OBJECTIVE: Look over the lines below. Report each one that includes the string "from".

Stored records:
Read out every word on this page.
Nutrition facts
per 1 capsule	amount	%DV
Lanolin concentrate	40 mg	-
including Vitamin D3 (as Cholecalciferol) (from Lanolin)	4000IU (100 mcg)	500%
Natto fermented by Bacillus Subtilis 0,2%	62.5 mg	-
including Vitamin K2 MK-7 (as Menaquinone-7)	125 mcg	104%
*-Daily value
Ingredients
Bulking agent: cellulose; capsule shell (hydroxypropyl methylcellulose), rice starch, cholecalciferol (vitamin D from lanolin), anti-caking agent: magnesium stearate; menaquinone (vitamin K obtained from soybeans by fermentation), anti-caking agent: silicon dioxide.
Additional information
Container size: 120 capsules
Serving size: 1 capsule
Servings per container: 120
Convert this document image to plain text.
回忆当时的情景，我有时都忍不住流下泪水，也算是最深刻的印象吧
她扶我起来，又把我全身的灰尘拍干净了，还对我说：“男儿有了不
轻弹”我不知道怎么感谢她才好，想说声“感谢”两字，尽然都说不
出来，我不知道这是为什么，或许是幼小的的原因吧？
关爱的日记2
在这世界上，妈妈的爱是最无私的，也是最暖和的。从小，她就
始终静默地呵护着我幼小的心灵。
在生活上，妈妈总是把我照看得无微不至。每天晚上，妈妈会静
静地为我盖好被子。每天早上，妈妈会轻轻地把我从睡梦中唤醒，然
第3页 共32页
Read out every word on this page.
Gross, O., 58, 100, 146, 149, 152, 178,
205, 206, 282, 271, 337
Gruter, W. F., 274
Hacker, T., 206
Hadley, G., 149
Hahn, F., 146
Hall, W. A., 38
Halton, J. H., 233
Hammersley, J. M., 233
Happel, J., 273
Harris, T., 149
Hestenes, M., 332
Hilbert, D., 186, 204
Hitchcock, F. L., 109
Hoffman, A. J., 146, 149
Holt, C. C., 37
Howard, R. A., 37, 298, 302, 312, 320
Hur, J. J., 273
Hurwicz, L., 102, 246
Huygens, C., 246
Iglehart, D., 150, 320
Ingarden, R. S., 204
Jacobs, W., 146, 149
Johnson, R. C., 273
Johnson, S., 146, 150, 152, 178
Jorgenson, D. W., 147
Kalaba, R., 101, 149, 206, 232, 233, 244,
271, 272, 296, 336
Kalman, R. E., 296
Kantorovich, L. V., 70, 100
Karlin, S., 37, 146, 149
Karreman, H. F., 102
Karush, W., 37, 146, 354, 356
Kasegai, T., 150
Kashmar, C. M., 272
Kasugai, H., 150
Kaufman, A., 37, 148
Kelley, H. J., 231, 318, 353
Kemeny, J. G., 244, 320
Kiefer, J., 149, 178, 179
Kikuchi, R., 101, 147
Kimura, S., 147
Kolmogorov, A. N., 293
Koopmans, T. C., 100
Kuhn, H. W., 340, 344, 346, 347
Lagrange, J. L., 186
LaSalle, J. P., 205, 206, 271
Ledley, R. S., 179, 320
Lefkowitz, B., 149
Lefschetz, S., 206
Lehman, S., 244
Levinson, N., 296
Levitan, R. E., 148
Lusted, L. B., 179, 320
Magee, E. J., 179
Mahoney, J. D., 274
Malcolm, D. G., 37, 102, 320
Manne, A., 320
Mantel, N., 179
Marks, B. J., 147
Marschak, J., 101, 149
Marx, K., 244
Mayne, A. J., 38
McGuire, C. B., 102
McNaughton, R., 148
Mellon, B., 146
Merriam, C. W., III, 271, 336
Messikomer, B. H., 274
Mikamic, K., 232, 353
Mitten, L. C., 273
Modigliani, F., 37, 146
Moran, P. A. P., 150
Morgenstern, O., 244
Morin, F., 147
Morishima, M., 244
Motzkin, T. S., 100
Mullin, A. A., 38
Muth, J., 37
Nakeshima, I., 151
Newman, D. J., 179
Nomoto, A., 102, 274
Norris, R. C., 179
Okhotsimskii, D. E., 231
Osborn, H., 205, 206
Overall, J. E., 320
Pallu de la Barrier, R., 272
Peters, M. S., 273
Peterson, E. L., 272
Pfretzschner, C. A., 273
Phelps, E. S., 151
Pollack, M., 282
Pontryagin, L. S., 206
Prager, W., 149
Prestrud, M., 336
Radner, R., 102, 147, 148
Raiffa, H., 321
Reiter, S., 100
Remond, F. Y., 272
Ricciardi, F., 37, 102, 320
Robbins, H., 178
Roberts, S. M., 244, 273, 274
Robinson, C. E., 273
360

RESULT OF THIS EXERCISE:
including Vitamin D3 (as Cholecalciferol) (from Lanolin)	4000IU (100 mcg)	500%
Bulking agent: cellulose; capsule shell (hydroxypropyl methylcellulose), rice starch, cholecalciferol (vitamin D from lanolin), anti-caking agent: magnesium stearate; menaquinone (vitamin K obtained from soybeans by fermentation), anti-caking agent: silicon dioxide.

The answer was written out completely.